__Work instructions__:
The records should be written out in full, with nothing altered.

__Raw data__:
####################
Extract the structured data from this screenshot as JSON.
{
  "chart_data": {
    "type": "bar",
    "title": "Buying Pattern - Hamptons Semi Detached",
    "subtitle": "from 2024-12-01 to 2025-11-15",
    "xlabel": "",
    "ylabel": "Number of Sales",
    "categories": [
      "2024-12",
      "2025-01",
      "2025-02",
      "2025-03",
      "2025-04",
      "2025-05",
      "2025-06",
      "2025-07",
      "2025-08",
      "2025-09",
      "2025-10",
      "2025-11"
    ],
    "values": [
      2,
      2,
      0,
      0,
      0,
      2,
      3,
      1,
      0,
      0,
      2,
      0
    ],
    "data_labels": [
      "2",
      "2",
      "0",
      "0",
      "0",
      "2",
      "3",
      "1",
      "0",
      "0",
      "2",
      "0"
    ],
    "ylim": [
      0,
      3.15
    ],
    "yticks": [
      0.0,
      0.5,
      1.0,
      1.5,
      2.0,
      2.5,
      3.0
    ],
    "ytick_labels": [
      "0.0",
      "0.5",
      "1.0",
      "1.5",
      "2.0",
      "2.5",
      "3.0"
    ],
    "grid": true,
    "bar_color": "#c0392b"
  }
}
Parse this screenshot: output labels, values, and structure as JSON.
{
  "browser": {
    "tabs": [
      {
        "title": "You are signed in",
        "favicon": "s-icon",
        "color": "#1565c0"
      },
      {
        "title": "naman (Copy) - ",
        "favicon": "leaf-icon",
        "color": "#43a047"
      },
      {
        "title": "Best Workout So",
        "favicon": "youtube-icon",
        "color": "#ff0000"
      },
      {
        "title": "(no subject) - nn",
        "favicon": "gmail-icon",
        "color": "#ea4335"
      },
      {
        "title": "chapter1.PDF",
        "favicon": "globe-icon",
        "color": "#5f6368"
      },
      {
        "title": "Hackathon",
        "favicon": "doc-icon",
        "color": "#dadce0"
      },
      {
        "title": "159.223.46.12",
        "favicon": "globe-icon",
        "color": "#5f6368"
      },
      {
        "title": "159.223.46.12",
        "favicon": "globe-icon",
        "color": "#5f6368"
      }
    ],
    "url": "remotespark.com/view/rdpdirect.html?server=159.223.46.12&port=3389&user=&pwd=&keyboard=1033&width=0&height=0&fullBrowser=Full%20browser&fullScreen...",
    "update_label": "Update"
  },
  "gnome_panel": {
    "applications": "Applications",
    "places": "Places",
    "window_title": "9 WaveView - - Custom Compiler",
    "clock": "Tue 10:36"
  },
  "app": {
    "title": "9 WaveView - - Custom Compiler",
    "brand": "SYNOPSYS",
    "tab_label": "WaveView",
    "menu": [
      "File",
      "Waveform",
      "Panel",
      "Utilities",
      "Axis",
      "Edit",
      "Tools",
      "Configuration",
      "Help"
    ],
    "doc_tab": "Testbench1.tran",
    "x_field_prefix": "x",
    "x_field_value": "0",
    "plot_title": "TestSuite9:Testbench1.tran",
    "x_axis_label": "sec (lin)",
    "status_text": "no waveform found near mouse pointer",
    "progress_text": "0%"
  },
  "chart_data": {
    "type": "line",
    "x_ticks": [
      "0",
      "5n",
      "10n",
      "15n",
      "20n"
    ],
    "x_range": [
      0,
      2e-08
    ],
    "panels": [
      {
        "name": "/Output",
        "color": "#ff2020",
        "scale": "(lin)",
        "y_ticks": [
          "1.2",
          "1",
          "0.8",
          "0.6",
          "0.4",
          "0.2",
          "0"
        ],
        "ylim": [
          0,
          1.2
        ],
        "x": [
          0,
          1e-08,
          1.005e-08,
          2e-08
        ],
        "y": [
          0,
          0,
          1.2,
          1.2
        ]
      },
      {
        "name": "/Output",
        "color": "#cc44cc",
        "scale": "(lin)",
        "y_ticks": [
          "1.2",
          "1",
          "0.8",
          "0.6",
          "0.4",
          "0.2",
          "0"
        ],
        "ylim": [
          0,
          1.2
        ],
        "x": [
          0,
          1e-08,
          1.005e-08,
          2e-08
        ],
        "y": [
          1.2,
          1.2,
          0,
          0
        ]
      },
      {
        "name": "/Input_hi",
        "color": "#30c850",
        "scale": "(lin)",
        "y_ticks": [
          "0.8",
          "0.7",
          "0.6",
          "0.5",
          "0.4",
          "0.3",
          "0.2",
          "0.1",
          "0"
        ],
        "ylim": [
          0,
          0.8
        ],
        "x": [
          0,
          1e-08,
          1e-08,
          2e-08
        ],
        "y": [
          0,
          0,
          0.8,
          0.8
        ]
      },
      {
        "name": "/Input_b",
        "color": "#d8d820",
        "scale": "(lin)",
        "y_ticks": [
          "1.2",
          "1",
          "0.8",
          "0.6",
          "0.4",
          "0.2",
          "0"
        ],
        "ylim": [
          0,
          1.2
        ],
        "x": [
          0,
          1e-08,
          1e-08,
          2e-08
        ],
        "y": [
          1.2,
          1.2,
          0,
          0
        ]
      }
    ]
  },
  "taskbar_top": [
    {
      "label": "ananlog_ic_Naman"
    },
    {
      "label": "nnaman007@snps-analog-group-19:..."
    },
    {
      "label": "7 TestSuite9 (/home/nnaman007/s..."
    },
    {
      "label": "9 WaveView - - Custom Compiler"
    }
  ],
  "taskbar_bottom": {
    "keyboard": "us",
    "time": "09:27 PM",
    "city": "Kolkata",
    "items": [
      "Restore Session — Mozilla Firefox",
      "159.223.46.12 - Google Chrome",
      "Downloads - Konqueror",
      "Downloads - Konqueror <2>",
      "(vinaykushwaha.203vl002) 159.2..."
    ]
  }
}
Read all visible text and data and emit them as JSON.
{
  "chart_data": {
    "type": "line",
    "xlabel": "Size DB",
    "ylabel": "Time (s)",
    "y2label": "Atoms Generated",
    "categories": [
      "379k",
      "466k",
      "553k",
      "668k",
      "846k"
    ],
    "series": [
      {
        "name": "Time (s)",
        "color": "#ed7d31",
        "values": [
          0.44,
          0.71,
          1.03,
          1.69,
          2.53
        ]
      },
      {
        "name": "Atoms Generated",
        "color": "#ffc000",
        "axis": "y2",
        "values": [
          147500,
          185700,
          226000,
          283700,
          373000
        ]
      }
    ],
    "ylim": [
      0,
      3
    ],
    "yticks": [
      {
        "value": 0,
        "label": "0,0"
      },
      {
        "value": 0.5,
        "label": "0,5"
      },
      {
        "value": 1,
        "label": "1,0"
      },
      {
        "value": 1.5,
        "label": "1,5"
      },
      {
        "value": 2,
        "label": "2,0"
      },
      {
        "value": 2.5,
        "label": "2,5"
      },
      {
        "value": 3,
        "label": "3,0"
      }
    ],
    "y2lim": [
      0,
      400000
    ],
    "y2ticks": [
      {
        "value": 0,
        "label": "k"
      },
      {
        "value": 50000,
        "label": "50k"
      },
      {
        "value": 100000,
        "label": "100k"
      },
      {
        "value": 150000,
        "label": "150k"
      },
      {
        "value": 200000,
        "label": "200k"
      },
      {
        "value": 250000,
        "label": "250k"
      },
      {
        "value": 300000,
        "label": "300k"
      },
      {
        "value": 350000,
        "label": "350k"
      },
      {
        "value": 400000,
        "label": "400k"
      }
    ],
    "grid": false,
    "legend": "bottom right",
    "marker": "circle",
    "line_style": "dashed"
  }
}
####################
__Answer to the exercise__:
Extract the structured data from this screenshot as JSON.
{
  "chart_data": {
    "type": "bar",
    "title": "Buying Pattern - Hamptons Semi Detached",
    "subtitle": "from 2024-12-01 to 2025-11-15",
    "xlabel": "",
    "ylabel": "Number of Sales",
    "categories": [
      "2024-12",
      "2025-01",
      "2025-02",
      "2025-03",
      "2025-04",
      "2025-05",
      "2025-06",
      "2025-07",
      "2025-08",
      "2025-09",
      "2025-10",
      "2025-11"
    ],
    "values": [
      2,
      2,
      0,
      0,
      0,
      2,
      3,
      1,
      0,
      0,
      2,
      0
    ],
    "data_labels": [
      "2",
      "2",
      "0",
      "0",
      "0",
      "2",
      "3",
      "1",
      "0",
      "0",
      "2",
      "0"
    ],
    "ylim": [
      0,
      3.15
    ],
    "yticks": [
      0.0,
      0.5,
      1.0,
      1.5,
      2.0,
      2.5,
      3.0
    ],
    "ytick_labels": [
      "0.0",
      "0.5",
      "1.0",
      "1.5",
      "2.0",
      "2.5",
      "3.0"
    ],
    "grid": true,
    "bar_color": "#c0392b"
  }
}
Parse this screenshot: output labels, values, and structure as JSON.
{
  "browser": {
    "tabs": [
      {
        "title": "You are signed in",
        "favicon": "s-icon",
        "color": "#1565c0"
      },
      {
        "title": "naman (Copy) - ",
        "favicon": "leaf-icon",
        "color": "#43a047"
      },
      {
        "title": "Best Workout So",
        "favicon": "youtube-icon",
        "color": "#ff0000"
      },
      {
        "title": "(no subject) - nn",
        "favicon": "gmail-icon",
        "color": "#ea4335"
      },
      {
        "title": "chapter1.PDF",
        "favicon": "globe-icon",
        "color": "#5f6368"
      },
      {
        "title": "Hackathon",
        "favicon": "doc-icon",
        "color": "#dadce0"
      },
      {
        "title": "159.223.46.12",
        "favicon": "globe-icon",
        "color": "#5f6368"
      },
      {
        "title": "159.223.46.12",
        "favicon": "globe-icon",
        "color": "#5f6368"
      }
    ],
    "url": "remotespark.com/view/rdpdirect.html?server=159.223.46.12&port=3389&user=&pwd=&keyboard=1033&width=0&height=0&fullBrowser=Full%20browser&fullScreen...",
    "update_label": "Update"
  },
  "gnome_panel": {
    "applications": "Applications",
    "places": "Places",
    "window_title": "9 WaveView - - Custom Compiler",
    "clock": "Tue 10:36"
  },
  "app": {
    "title": "9 WaveView - - Custom Compiler",
    "brand": "SYNOPSYS",
    "tab_label": "WaveView",
    "menu": [
      "File",
      "Waveform",
      "Panel",
      "Utilities",
      "Axis",
      "Edit",
      "Tools",
      "Configuration",
      "Help"
    ],
    "doc_tab": "Testbench1.tran",
    "x_field_prefix": "x",
    "x_field_value": "0",
    "plot_title": "TestSuite9:Testbench1.tran",
    "x_axis_label": "sec (lin)",
    "status_text": "no waveform found near mouse pointer",
    "progress_text": "0%"
  },
  "chart_data": {
    "type": "line",
    "x_ticks": [
      "0",
      "5n",
      "10n",
      "15n",
      "20n"
    ],
    "x_range": [
      0,
      2e-08
    ],
    "panels": [
      {
        "name": "/Output",
        "color": "#ff2020",
        "scale": "(lin)",
        "y_ticks": [
          "1.2",
          "1",
          "0.8",
          "0.6",
          "0.4",
          "0.2",
          "0"
        ],
        "ylim": [
          0,
          1.2
        ],
        "x": [
          0,
          1e-08,
          1.005e-08,
          2e-08
        ],
        "y": [
          0,
          0,
          1.2,
          1.2
        ]
      },
      {
        "name": "/Output",
        "color": "#cc44cc",
        "scale": "(lin)",
        "y_ticks": [
          "1.2",
          "1",
          "0.8",
          "0.6",
          "0.4",
          "0.2",
          "0"
        ],
        "ylim": [
          0,
          1.2
        ],
        "x": [
          0,
          1e-08,
          1.005e-08,
          2e-08
        ],
        "y": [
          1.2,
          1.2,
          0,
          0
        ]
      },
      {
        "name": "/Input_hi",
        "color": "#30c850",
        "scale": "(lin)",
        "y_ticks": [
          "0.8",
          "0.7",
          "0.6",
          "0.5",
          "0.4",
          "0.3",
          "0.2",
          "0.1",
          "0"
        ],
        "ylim": [
          0,
          0.8
        ],
        "x": [
          0,
          1e-08,
          1e-08,
          2e-08
        ],
        "y": [
          0,
          0,
          0.8,
          0.8
        ]
      },
      {
        "name": "/Input_b",
        "color": "#d8d820",
        "scale": "(lin)",
        "y_ticks": [
          "1.2",
          "1",
          "0.8",
          "0.6",
          "0.4",
          "0.2",
          "0"
        ],
        "ylim": [
          0,
          1.2
        ],
        "x": [
          0,
          1e-08,
          1e-08,
          2e-08
        ],
        "y": [
          1.2,
          1.2,
          0,
          0
        ]
      }
    ]
  },
  "taskbar_top": [
    {
      "label": "ananlog_ic_Naman"
    },
    {
      "label": "nnaman007@snps-analog-group-19:..."
    },
    {
      "label": "7 TestSuite9 (/home/nnaman007/s..."
    },
    {
      "label": "9 WaveView - - Custom Compiler"
    }
  ],
  "taskbar_bottom": {
    "keyboard": "us",
    "time": "09:27 PM",
    "city": "Kolkata",
    "items": [
      "Restore Session — Mozilla Firefox",
      "159.223.46.12 - Google Chrome",
      "Downloads - Konqueror",
      "Downloads - Konqueror <2>",
      "(vinaykushwaha.203vl002) 159.2..."
    ]
  }
}
Read all visible text and data and emit them as JSON.
{
  "chart_data": {
    "type": "line",
    "xlabel": "Size DB",
    "ylabel": "Time (s)",
    "y2label": "Atoms Generated",
    "categories": [
      "379k",
      "466k",
      "553k",
      "668k",
      "846k"
    ],
    "series": [
      {
        "name": "Time (s)",
        "color": "#ed7d31",
        "values": [
          0.44,
          0.71,
          1.03,
          1.69,
          2.53
        ]
      },
      {
        "name": "Atoms Generated",
        "color": "#ffc000",
        "axis": "y2",
        "values": [
          147500,
          185700,
          226000,
          283700,
          373000
        ]
      }
    ],
    "ylim": [
      0,
      3
    ],
    "yticks": [
      {
        "value": 0,
        "label": "0,0"
      },
      {
        "value": 0.5,
        "label": "0,5"
      },
      {
        "value": 1,
        "label": "1,0"
      },
      {
        "value": 1.5,
        "label": "1,5"
      },
      {
        "value": 2,
        "label": "2,0"
      },
      {
        "value": 2.5,
        "label": "2,5"
      },
      {
        "value": 3,
        "label": "3,0"
      }
    ],
    "y2lim": [
      0,
      400000
    ],
    "y2ticks": [
      {
        "value": 0,
        "label": "k"
      },
      {
        "value": 50000,
        "label": "50k"
      },
      {
        "value": 100000,
        "label": "100k"
      },
      {
        "value": 150000,
        "label": "150k"
      },
      {
        "value": 200000,
        "label": "200k"
      },
      {
        "value": 250000,
        "label": "250k"
      },
      {
        "value": 300000,
        "label": "300k"
      },
      {
        "value": 350000,
        "label": "350k"
      },
      {
        "value": 400000,
        "label": "400k"
      }
    ],
    "grid": false,
    "legend": "bottom right",
    "marker": "circle",
    "line_style": "dashed"
  }
}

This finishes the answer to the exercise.